WHAT TO WORK ON: Which lines hold the word "title"? Copy each one.

Dataset rows about figures:
-- Begin --

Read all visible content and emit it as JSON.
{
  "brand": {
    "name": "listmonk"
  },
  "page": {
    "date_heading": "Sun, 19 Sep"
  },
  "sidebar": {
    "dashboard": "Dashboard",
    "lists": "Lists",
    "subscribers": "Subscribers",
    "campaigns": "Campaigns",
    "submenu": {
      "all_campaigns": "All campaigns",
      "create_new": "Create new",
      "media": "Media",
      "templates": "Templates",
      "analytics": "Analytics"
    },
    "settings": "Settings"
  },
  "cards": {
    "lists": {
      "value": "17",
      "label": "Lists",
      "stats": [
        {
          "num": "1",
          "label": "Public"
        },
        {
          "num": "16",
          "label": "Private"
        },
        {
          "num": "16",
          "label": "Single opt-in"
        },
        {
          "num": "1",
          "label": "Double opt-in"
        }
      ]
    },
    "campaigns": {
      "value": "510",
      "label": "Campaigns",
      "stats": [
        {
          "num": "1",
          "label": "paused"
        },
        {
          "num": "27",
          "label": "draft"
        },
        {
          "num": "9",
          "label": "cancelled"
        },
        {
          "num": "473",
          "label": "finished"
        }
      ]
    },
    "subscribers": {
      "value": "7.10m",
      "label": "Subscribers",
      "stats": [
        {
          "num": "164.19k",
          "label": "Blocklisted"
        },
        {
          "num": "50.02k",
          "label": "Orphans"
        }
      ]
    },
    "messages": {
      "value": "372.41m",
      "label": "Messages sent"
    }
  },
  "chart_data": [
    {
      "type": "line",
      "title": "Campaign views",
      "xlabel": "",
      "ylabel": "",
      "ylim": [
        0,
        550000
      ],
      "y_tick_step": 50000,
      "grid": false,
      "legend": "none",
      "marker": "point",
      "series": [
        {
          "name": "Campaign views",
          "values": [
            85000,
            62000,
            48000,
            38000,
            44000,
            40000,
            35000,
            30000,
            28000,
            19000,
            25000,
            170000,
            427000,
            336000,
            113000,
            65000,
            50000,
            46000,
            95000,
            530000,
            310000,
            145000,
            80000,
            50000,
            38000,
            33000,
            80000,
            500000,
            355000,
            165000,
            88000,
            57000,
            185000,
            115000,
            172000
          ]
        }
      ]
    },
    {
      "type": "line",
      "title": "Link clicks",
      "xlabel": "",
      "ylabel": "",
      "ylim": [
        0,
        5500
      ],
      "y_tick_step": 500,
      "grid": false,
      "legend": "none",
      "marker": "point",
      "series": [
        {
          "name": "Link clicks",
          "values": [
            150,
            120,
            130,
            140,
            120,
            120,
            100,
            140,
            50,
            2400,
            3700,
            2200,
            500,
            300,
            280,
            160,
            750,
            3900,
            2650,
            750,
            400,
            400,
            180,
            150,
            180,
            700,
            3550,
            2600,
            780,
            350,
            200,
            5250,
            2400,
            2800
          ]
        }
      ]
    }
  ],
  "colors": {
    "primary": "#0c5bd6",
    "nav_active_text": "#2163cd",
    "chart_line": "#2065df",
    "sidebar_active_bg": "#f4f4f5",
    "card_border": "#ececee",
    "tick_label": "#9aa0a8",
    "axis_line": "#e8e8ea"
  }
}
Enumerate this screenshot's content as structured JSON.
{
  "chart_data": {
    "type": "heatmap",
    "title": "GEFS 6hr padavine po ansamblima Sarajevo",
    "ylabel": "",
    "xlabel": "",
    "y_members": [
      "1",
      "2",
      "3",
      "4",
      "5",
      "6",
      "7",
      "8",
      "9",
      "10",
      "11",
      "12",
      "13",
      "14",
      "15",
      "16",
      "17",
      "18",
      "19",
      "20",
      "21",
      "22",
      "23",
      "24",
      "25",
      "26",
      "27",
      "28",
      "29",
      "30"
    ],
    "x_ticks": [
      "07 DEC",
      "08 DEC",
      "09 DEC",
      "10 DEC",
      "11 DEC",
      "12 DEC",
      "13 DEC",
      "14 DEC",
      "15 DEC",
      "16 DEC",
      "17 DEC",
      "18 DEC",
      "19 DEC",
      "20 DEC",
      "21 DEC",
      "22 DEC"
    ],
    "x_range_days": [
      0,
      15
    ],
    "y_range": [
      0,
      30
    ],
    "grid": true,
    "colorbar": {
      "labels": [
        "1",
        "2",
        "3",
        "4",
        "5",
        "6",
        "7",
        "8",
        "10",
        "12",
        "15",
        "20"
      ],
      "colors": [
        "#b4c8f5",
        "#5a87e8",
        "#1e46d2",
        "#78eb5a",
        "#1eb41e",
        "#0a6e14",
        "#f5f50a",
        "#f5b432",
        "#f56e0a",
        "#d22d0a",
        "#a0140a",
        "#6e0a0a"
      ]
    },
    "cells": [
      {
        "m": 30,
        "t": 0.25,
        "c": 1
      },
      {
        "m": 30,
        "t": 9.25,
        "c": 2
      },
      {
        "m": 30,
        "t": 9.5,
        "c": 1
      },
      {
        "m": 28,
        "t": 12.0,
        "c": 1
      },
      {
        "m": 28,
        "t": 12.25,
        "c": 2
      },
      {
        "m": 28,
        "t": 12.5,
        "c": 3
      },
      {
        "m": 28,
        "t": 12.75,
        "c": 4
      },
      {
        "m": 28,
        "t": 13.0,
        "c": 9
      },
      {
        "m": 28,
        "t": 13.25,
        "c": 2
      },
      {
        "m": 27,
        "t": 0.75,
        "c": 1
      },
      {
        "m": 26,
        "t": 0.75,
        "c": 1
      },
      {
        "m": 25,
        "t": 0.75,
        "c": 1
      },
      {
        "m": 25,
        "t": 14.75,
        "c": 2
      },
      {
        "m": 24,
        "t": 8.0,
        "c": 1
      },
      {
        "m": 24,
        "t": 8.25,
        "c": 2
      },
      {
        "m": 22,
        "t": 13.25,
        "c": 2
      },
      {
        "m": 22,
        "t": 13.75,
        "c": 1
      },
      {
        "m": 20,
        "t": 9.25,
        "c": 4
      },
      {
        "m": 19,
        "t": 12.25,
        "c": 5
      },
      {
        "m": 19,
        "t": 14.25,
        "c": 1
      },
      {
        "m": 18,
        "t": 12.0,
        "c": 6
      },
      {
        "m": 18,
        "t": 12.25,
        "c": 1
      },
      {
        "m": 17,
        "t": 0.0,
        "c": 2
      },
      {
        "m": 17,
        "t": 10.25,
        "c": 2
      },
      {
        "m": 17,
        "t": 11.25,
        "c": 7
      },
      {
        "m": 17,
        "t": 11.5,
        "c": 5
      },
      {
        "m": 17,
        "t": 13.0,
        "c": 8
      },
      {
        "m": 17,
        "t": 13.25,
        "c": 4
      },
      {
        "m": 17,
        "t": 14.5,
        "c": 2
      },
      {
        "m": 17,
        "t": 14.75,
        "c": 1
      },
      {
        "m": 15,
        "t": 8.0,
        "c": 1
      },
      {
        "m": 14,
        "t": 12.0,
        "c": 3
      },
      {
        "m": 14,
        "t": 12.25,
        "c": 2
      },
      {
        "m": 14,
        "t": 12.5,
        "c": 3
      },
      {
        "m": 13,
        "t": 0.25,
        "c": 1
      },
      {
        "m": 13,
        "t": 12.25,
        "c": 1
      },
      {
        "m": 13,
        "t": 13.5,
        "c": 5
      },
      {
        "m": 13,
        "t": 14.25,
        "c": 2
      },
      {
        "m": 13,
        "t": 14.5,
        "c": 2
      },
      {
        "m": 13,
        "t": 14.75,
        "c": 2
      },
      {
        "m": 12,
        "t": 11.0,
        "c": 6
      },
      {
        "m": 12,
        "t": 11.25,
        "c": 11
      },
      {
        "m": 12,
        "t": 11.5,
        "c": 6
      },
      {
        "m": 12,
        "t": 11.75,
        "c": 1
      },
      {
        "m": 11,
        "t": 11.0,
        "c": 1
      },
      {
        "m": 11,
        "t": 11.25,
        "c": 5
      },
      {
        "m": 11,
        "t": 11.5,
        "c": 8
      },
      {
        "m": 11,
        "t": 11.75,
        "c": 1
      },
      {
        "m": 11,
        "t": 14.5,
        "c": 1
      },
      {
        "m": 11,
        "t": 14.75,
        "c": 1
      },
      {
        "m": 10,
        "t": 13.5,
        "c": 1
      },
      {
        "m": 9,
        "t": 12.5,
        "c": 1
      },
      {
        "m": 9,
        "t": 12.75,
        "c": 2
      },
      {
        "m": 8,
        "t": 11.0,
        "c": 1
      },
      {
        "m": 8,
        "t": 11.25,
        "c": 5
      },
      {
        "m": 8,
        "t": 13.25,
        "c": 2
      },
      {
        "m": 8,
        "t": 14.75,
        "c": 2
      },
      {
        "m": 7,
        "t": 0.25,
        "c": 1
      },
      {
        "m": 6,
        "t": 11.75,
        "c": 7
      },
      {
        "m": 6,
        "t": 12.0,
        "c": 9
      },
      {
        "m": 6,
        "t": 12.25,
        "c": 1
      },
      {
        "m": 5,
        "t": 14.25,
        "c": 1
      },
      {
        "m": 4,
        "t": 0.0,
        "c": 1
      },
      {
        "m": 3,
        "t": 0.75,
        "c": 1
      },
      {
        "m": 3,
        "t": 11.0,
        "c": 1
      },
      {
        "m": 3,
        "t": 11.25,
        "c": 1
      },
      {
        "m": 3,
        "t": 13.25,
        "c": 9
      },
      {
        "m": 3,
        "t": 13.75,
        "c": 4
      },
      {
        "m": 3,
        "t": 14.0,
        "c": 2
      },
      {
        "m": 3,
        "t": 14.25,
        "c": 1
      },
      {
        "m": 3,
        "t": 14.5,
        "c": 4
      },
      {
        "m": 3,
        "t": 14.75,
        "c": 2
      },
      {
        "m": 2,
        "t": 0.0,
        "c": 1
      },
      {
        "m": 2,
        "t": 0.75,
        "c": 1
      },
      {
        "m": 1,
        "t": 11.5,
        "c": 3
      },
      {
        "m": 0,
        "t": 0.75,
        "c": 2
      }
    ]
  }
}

-- End --

SOLUTION BELOW:
      "title": "Campaign views",
      "title": "Link clicks",
    "title": "GEFS 6hr padavine po ansamblima Sarajevo",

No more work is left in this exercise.